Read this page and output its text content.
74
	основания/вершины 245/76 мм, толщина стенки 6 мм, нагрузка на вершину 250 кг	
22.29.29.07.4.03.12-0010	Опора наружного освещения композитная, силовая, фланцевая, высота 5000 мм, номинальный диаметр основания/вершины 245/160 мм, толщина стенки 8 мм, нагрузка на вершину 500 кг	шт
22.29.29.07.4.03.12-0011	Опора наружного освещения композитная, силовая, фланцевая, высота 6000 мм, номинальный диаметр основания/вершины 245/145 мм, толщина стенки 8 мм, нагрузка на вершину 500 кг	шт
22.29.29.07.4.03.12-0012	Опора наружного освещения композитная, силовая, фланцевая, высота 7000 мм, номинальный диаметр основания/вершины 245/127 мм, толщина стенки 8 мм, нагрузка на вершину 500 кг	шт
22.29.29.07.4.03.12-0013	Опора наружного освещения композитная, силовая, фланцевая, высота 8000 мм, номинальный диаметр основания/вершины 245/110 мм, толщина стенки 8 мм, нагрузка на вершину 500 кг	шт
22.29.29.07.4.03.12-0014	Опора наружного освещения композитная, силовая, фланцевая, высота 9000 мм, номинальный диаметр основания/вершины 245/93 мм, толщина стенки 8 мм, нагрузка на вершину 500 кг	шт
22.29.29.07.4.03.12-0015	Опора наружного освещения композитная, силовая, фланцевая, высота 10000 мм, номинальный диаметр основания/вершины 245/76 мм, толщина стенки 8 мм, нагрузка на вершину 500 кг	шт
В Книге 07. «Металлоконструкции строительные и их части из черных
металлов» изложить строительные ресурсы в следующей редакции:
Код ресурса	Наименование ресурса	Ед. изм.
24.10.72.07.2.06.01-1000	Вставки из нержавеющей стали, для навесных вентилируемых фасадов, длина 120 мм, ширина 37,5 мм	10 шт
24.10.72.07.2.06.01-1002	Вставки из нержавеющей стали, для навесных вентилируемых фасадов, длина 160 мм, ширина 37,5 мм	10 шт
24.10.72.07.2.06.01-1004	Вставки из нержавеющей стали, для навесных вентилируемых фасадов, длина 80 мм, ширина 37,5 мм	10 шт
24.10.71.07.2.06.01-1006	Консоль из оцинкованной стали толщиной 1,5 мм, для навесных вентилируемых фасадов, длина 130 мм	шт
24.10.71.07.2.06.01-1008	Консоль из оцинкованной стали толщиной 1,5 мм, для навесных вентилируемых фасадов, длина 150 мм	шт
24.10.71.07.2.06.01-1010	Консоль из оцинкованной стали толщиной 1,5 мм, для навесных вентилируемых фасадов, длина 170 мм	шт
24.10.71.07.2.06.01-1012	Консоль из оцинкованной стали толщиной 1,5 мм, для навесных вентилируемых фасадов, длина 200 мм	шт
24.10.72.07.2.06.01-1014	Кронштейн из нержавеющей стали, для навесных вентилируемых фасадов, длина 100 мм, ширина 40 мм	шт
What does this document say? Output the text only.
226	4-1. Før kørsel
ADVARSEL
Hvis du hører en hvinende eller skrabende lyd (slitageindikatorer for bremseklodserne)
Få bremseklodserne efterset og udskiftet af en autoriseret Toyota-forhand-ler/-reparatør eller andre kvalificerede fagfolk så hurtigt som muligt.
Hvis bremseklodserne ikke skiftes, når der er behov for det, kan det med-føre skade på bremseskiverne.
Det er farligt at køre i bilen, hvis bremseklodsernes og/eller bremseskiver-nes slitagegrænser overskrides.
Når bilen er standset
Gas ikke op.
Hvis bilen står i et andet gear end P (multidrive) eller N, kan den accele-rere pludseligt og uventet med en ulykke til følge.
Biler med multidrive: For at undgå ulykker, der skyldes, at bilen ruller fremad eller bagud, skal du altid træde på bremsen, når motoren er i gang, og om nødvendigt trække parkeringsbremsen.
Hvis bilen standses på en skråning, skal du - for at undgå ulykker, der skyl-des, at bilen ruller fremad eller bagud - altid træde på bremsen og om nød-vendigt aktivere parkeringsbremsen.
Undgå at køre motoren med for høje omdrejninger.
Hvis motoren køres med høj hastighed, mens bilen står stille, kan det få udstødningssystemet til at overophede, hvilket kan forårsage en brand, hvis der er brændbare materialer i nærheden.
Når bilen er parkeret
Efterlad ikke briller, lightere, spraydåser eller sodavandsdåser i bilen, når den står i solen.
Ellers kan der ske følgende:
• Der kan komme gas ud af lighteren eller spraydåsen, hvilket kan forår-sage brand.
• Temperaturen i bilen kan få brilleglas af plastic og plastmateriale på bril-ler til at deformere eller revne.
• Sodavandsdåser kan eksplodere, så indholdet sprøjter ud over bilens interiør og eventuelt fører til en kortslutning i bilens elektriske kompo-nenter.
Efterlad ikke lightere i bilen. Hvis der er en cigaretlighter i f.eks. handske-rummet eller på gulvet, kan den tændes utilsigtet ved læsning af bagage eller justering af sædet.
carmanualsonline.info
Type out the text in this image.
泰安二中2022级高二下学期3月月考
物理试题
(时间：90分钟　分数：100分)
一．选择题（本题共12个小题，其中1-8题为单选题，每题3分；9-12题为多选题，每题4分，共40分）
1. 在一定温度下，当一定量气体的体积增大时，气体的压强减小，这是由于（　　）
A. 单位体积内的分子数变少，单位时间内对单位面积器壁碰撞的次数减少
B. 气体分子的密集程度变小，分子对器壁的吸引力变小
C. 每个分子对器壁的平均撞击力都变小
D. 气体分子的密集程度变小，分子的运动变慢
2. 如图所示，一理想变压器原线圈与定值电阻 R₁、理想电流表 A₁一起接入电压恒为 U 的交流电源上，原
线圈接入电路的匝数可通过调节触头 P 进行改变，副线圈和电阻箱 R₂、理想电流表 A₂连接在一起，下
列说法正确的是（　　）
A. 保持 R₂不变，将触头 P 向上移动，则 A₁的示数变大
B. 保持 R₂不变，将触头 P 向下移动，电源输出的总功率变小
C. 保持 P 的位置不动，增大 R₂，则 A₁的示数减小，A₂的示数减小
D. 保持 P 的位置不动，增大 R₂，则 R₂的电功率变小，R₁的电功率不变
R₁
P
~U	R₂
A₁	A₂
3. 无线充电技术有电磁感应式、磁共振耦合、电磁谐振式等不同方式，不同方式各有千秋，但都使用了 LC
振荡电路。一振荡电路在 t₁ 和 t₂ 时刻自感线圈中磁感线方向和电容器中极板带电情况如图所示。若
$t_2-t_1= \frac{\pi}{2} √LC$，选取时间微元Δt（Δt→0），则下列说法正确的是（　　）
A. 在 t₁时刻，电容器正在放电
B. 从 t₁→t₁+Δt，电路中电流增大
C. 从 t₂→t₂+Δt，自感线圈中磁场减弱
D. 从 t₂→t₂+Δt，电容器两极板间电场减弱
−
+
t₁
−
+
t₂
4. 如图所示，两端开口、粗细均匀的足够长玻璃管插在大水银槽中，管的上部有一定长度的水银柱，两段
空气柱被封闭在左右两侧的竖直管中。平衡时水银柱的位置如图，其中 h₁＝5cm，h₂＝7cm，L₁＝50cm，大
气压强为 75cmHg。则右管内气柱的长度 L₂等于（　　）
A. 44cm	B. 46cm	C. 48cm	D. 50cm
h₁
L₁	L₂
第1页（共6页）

************

• **WHAT THE EXERCISE ASKS**: Of the lines in the data, how many hold the string "的位置不动"? State the number, nothing else.

• **THE RESULT**: 2